LISTED ENTRIES:
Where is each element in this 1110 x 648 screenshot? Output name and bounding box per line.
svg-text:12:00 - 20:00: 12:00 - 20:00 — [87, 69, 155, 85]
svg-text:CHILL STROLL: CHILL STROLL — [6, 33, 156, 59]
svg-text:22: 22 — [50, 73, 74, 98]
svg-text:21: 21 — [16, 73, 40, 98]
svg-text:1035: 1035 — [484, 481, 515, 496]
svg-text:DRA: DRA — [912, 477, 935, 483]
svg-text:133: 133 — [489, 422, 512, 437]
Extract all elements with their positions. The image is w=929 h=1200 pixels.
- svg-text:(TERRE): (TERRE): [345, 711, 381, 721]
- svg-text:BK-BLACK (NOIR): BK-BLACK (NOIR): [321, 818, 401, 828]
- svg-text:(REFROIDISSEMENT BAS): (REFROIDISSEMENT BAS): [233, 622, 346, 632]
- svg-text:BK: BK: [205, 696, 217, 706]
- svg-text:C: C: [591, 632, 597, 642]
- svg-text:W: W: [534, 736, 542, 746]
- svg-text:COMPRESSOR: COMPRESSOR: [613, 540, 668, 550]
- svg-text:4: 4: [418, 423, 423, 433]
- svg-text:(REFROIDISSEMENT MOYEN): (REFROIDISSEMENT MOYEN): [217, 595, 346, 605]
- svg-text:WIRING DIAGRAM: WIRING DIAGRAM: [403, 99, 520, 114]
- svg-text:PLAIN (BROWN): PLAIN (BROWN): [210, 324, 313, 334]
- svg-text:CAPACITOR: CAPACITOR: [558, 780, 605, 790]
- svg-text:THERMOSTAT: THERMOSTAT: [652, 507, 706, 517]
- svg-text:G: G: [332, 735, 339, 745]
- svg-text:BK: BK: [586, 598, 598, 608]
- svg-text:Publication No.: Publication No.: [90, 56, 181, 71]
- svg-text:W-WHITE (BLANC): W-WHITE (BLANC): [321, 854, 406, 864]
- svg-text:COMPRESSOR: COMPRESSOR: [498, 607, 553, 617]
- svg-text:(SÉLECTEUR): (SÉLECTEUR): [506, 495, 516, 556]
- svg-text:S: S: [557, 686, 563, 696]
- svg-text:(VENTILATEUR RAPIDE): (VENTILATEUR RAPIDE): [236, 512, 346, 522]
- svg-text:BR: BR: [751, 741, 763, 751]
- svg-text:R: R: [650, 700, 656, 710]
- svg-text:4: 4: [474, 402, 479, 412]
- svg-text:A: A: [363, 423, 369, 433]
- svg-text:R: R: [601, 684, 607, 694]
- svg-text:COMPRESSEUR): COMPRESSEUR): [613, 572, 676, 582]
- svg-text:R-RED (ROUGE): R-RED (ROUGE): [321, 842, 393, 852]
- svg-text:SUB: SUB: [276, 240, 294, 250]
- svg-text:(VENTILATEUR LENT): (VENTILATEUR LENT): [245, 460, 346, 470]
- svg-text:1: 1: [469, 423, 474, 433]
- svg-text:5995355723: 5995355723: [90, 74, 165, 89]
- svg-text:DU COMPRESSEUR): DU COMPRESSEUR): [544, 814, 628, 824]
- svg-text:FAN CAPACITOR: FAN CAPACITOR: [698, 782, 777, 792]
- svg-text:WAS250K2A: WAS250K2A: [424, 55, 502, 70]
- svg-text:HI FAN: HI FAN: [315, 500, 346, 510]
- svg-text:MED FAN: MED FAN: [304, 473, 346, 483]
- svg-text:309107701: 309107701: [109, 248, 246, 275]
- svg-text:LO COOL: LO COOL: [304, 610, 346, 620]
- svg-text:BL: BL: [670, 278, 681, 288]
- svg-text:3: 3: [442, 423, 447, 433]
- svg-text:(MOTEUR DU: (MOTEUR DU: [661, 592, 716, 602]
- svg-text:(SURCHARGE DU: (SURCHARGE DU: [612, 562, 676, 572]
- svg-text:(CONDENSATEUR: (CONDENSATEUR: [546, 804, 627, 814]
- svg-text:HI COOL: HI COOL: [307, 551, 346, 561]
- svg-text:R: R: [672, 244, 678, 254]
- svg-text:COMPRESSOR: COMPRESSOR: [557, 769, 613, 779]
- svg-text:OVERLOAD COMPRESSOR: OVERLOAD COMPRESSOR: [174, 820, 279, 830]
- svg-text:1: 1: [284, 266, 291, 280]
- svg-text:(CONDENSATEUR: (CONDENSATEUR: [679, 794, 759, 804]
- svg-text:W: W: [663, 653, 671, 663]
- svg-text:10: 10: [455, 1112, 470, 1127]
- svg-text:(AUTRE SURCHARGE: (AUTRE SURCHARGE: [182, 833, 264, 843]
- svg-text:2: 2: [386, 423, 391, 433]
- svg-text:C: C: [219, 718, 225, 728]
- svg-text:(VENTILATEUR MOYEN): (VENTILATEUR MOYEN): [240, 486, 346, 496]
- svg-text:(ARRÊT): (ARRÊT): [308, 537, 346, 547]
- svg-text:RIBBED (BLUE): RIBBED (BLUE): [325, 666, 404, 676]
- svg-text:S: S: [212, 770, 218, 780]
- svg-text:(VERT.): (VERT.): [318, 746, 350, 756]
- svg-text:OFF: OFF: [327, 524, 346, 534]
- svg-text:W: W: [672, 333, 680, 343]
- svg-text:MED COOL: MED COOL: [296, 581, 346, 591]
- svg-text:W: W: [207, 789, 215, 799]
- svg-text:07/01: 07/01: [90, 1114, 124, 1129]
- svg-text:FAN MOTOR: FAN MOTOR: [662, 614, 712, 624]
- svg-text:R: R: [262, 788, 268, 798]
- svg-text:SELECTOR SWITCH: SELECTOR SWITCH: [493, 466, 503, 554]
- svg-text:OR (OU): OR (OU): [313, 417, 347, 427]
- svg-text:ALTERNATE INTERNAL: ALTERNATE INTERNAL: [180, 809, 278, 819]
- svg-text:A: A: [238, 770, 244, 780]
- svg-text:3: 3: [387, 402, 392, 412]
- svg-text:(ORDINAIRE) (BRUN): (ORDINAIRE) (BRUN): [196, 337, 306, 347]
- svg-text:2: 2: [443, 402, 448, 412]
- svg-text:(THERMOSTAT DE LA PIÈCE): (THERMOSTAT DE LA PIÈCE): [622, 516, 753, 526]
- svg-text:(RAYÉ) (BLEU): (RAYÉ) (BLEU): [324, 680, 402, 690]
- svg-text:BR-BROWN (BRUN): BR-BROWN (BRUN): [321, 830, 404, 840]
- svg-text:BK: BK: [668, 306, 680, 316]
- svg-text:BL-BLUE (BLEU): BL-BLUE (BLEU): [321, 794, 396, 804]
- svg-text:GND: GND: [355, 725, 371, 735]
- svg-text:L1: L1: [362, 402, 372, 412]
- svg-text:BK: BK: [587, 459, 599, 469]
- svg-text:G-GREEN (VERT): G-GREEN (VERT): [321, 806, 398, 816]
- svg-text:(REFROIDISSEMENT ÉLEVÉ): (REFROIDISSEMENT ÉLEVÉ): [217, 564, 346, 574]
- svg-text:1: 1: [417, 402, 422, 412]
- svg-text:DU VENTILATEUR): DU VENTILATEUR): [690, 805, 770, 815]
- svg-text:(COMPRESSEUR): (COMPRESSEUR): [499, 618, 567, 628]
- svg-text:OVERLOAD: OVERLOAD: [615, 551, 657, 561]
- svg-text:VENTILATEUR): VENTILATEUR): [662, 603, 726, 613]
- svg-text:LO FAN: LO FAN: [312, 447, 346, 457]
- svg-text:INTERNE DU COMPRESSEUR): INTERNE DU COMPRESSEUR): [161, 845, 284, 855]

TASK TO CARRY OUT: Please copy every line of the entries above character for character, changing nothing.

ANSWER TO THIS EXERCISE:
Where is each element in this 1110 x 648 screenshot? Output name and bounding box per line.
svg-text:12:00 - 20:00: 12:00 - 20:00 — [87, 69, 155, 85]
svg-text:CHILL STROLL: CHILL STROLL — [6, 33, 156, 59]
svg-text:22: 22 — [50, 73, 74, 98]
svg-text:21: 21 — [16, 73, 40, 98]
svg-text:1035: 1035 — [484, 481, 515, 496]
svg-text:DRA: DRA — [912, 477, 935, 483]
svg-text:133: 133 — [489, 422, 512, 437]
Extract all elements with their positions. The image is w=929 h=1200 pixels.
- svg-text:(TERRE): (TERRE): [345, 711, 381, 721]
- svg-text:BK-BLACK (NOIR): BK-BLACK (NOIR): [321, 818, 401, 828]
- svg-text:(REFROIDISSEMENT BAS): (REFROIDISSEMENT BAS): [233, 622, 346, 632]
- svg-text:BK: BK: [205, 696, 217, 706]
- svg-text:C: C: [591, 632, 597, 642]
- svg-text:W: W: [534, 736, 542, 746]
- svg-text:COMPRESSOR: COMPRESSOR: [613, 540, 668, 550]
- svg-text:4: 4: [418, 423, 423, 433]
- svg-text:(REFROIDISSEMENT MOYEN): (REFROIDISSEMENT MOYEN): [217, 595, 346, 605]
- svg-text:WIRING DIAGRAM: WIRING DIAGRAM: [403, 99, 520, 114]
- svg-text:PLAIN (BROWN): PLAIN (BROWN): [210, 324, 313, 334]
- svg-text:CAPACITOR: CAPACITOR: [558, 780, 605, 790]
- svg-text:THERMOSTAT: THERMOSTAT: [652, 507, 706, 517]
- svg-text:G: G: [332, 735, 339, 745]
- svg-text:BK: BK: [586, 598, 598, 608]
- svg-text:Publication No.: Publication No.: [90, 56, 181, 71]
- svg-text:W-WHITE (BLANC): W-WHITE (BLANC): [321, 854, 406, 864]
- svg-text:COMPRESSOR: COMPRESSOR: [498, 607, 553, 617]
- svg-text:(SÉLECTEUR): (SÉLECTEUR): [506, 495, 516, 556]
- svg-text:S: S: [557, 686, 563, 696]
- svg-text:(VENTILATEUR RAPIDE): (VENTILATEUR RAPIDE): [236, 512, 346, 522]
- svg-text:BR: BR: [751, 741, 763, 751]
- svg-text:R: R: [650, 700, 656, 710]
- svg-text:4: 4: [474, 402, 479, 412]
- svg-text:A: A: [363, 423, 369, 433]
- svg-text:R: R: [601, 684, 607, 694]
- svg-text:COMPRESSEUR): COMPRESSEUR): [613, 572, 676, 582]
- svg-text:R-RED (ROUGE): R-RED (ROUGE): [321, 842, 393, 852]
- svg-text:SUB: SUB: [276, 240, 294, 250]
- svg-text:(VENTILATEUR LENT): (VENTILATEUR LENT): [245, 460, 346, 470]
- svg-text:1: 1: [469, 423, 474, 433]
- svg-text:5995355723: 5995355723: [90, 74, 165, 89]
- svg-text:DU COMPRESSEUR): DU COMPRESSEUR): [544, 814, 628, 824]
- svg-text:FAN CAPACITOR: FAN CAPACITOR: [698, 782, 777, 792]
- svg-text:WAS250K2A: WAS250K2A: [424, 55, 502, 70]
- svg-text:HI FAN: HI FAN: [315, 500, 346, 510]
- svg-text:MED FAN: MED FAN: [304, 473, 346, 483]
- svg-text:309107701: 309107701: [109, 248, 246, 275]
- svg-text:LO COOL: LO COOL: [304, 610, 346, 620]
- svg-text:BL: BL: [670, 278, 681, 288]
- svg-text:3: 3: [442, 423, 447, 433]
- svg-text:(MOTEUR DU: (MOTEUR DU: [661, 592, 716, 602]
- svg-text:(SURCHARGE DU: (SURCHARGE DU: [612, 562, 676, 572]
- svg-text:(CONDENSATEUR: (CONDENSATEUR: [546, 804, 627, 814]
- svg-text:HI COOL: HI COOL: [307, 551, 346, 561]
- svg-text:R: R: [672, 244, 678, 254]
- svg-text:COMPRESSOR: COMPRESSOR: [557, 769, 613, 779]
- svg-text:OVERLOAD COMPRESSOR: OVERLOAD COMPRESSOR: [174, 820, 279, 830]
- svg-text:1: 1: [284, 266, 291, 280]
- svg-text:(CONDENSATEUR: (CONDENSATEUR: [679, 794, 759, 804]
- svg-text:W: W: [663, 653, 671, 663]
- svg-text:10: 10: [455, 1112, 470, 1127]
- svg-text:(AUTRE SURCHARGE: (AUTRE SURCHARGE: [182, 833, 264, 843]
- svg-text:2: 2: [386, 423, 391, 433]
- svg-text:C: C: [219, 718, 225, 728]
- svg-text:(VENTILATEUR MOYEN): (VENTILATEUR MOYEN): [240, 486, 346, 496]
- svg-text:(ARRÊT): (ARRÊT): [308, 537, 346, 547]
- svg-text:RIBBED (BLUE): RIBBED (BLUE): [325, 666, 404, 676]
- svg-text:S: S: [212, 770, 218, 780]
- svg-text:(VERT.): (VERT.): [318, 746, 350, 756]
- svg-text:OFF: OFF: [327, 524, 346, 534]
- svg-text:W: W: [672, 333, 680, 343]
- svg-text:MED COOL: MED COOL: [296, 581, 346, 591]
- svg-text:W: W: [207, 789, 215, 799]
- svg-text:07/01: 07/01: [90, 1114, 124, 1129]
- svg-text:FAN MOTOR: FAN MOTOR: [662, 614, 712, 624]
- svg-text:R: R: [262, 788, 268, 798]
- svg-text:SELECTOR SWITCH: SELECTOR SWITCH: [493, 466, 503, 554]
- svg-text:OR (OU): OR (OU): [313, 417, 347, 427]
- svg-text:ALTERNATE INTERNAL: ALTERNATE INTERNAL: [180, 809, 278, 819]
- svg-text:A: A: [238, 770, 244, 780]
- svg-text:3: 3: [387, 402, 392, 412]
- svg-text:(ORDINAIRE) (BRUN): (ORDINAIRE) (BRUN): [196, 337, 306, 347]
- svg-text:2: 2: [443, 402, 448, 412]
- svg-text:(THERMOSTAT DE LA PIÈCE): (THERMOSTAT DE LA PIÈCE): [622, 516, 753, 526]
- svg-text:(RAYÉ) (BLEU): (RAYÉ) (BLEU): [324, 680, 402, 690]
- svg-text:BR-BROWN (BRUN): BR-BROWN (BRUN): [321, 830, 404, 840]
- svg-text:BK: BK: [668, 306, 680, 316]
- svg-text:BL-BLUE (BLEU): BL-BLUE (BLEU): [321, 794, 396, 804]
- svg-text:GND: GND: [355, 725, 371, 735]
- svg-text:L1: L1: [362, 402, 372, 412]
- svg-text:BK: BK: [587, 459, 599, 469]
- svg-text:G-GREEN (VERT): G-GREEN (VERT): [321, 806, 398, 816]
- svg-text:(REFROIDISSEMENT ÉLEVÉ): (REFROIDISSEMENT ÉLEVÉ): [217, 564, 346, 574]
- svg-text:1: 1: [417, 402, 422, 412]
- svg-text:DU VENTILATEUR): DU VENTILATEUR): [690, 805, 770, 815]
- svg-text:(COMPRESSEUR): (COMPRESSEUR): [499, 618, 567, 628]
- svg-text:OVERLOAD: OVERLOAD: [615, 551, 657, 561]
- svg-text:VENTILATEUR): VENTILATEUR): [662, 603, 726, 613]
- svg-text:LO FAN: LO FAN: [312, 447, 346, 457]
- svg-text:INTERNE DU COMPRESSEUR): INTERNE DU COMPRESSEUR): [161, 845, 284, 855]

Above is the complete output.